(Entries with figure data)

==============================

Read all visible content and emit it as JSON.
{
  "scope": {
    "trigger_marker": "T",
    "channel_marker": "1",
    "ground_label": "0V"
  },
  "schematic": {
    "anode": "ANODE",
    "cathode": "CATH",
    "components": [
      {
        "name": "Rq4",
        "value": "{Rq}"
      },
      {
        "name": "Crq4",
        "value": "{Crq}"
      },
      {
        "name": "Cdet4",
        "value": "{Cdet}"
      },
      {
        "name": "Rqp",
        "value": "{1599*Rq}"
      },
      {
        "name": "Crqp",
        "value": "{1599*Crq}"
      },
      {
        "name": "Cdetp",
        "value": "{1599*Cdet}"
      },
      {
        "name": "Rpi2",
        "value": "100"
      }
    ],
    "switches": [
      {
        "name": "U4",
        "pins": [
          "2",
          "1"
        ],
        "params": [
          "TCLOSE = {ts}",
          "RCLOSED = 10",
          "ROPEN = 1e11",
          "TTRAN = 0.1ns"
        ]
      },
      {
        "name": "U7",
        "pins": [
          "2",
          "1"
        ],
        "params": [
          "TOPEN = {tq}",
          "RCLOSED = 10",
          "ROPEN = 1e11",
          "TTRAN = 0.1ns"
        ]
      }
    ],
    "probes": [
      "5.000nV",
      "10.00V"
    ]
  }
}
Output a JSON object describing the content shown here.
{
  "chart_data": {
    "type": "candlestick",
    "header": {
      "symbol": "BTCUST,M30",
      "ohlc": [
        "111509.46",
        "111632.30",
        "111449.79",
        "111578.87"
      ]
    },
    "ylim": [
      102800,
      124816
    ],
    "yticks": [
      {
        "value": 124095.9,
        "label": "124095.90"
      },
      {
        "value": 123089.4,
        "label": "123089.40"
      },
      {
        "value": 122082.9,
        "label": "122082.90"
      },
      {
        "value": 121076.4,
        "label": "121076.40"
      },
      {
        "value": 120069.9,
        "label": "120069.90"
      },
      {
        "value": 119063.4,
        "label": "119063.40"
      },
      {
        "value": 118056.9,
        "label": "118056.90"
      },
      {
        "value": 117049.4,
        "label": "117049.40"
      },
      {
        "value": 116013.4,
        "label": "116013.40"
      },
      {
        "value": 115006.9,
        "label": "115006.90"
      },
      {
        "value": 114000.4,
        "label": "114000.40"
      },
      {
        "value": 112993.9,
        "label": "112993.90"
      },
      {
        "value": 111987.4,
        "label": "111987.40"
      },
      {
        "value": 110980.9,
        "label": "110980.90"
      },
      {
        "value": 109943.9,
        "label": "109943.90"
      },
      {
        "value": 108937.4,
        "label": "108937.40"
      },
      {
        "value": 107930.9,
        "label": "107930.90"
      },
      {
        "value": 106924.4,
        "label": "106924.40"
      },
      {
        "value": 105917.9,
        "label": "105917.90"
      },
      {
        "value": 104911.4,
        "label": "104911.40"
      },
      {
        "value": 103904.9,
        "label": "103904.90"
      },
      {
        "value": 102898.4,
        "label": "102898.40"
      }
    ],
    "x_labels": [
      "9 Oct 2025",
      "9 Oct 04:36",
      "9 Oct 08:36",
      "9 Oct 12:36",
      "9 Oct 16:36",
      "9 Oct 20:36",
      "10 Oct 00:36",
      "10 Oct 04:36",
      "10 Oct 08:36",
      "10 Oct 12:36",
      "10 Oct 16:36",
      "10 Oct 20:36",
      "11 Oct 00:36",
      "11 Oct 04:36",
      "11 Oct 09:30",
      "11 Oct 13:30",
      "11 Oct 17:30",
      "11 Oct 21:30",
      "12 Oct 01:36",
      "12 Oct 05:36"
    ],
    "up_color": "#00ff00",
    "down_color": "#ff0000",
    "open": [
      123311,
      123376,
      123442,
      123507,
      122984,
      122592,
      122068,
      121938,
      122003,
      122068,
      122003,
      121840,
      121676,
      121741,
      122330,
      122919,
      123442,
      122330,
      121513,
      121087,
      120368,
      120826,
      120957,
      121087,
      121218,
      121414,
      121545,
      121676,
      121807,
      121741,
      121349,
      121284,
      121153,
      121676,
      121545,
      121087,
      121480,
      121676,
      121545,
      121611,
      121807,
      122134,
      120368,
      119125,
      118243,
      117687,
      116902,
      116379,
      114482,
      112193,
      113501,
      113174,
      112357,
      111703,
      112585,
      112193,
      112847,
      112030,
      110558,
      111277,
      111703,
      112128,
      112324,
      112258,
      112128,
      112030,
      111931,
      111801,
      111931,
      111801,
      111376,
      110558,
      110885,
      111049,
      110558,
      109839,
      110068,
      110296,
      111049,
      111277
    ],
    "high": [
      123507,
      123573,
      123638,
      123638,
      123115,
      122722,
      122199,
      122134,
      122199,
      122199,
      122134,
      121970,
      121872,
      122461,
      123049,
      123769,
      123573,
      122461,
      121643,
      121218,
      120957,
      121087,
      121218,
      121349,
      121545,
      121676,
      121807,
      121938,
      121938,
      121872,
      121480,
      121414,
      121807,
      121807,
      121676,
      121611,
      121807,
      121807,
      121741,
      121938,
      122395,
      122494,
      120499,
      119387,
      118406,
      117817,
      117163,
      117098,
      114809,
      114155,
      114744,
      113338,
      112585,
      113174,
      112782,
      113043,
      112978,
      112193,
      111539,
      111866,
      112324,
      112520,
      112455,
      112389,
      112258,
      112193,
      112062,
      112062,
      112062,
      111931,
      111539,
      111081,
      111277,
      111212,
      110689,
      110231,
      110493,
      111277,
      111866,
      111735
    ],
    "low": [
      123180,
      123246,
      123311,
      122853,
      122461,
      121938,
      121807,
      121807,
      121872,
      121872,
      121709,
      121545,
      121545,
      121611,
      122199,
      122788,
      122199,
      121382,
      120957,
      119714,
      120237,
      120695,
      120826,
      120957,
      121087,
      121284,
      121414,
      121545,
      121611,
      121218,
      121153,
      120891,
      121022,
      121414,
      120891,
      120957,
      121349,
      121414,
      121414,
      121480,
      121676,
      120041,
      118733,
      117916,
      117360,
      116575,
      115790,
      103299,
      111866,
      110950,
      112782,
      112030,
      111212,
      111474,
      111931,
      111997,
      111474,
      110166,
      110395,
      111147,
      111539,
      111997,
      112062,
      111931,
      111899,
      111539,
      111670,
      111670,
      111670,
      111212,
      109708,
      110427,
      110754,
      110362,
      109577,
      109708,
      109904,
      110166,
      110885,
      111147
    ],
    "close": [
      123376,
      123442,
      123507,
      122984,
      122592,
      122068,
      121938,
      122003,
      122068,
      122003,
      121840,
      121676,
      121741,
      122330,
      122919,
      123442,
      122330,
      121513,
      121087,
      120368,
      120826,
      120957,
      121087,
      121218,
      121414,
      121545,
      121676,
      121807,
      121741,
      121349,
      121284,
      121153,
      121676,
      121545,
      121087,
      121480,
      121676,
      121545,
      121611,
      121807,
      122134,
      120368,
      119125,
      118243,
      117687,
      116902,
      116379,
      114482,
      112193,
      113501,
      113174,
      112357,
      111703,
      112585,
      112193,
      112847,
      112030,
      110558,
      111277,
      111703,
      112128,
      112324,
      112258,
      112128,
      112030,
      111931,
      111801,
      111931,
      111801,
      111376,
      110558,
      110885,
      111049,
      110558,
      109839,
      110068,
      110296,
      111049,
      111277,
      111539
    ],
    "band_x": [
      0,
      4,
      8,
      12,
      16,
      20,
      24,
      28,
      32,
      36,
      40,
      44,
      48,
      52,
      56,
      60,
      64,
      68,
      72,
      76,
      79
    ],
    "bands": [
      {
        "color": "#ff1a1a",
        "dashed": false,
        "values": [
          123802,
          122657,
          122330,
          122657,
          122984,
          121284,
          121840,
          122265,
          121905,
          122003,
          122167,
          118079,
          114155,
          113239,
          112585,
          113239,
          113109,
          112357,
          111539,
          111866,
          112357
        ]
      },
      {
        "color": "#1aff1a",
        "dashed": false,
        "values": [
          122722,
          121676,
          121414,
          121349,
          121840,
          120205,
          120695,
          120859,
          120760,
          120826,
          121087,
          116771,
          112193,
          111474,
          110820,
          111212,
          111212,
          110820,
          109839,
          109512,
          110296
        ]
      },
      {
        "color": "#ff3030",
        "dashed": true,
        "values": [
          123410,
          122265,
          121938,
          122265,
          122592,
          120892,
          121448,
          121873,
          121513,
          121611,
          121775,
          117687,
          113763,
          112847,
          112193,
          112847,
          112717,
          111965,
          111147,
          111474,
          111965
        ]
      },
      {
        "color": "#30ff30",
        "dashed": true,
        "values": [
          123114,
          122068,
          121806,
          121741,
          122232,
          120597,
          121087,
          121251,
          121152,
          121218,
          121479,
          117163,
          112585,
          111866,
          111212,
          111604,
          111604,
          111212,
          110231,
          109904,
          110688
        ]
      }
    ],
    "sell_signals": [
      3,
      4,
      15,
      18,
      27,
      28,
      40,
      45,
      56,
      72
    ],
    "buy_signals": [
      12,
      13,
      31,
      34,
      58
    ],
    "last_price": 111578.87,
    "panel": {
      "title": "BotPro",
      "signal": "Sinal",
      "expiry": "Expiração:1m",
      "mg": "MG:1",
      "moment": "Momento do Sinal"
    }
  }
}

==============================

* YOUR INSTRUCTIONS *
Where a line contains the string "name", extract that line.

* RESULT FOR THIS EXERCISE *
        "name": "Rq4",
        "name": "Crq4",
        "name": "Cdet4",
        "name": "Rqp",
        "name": "Crqp",
        "name": "Cdetp",
        "name": "Rpi2",
        "name": "U4",
        "name": "U7",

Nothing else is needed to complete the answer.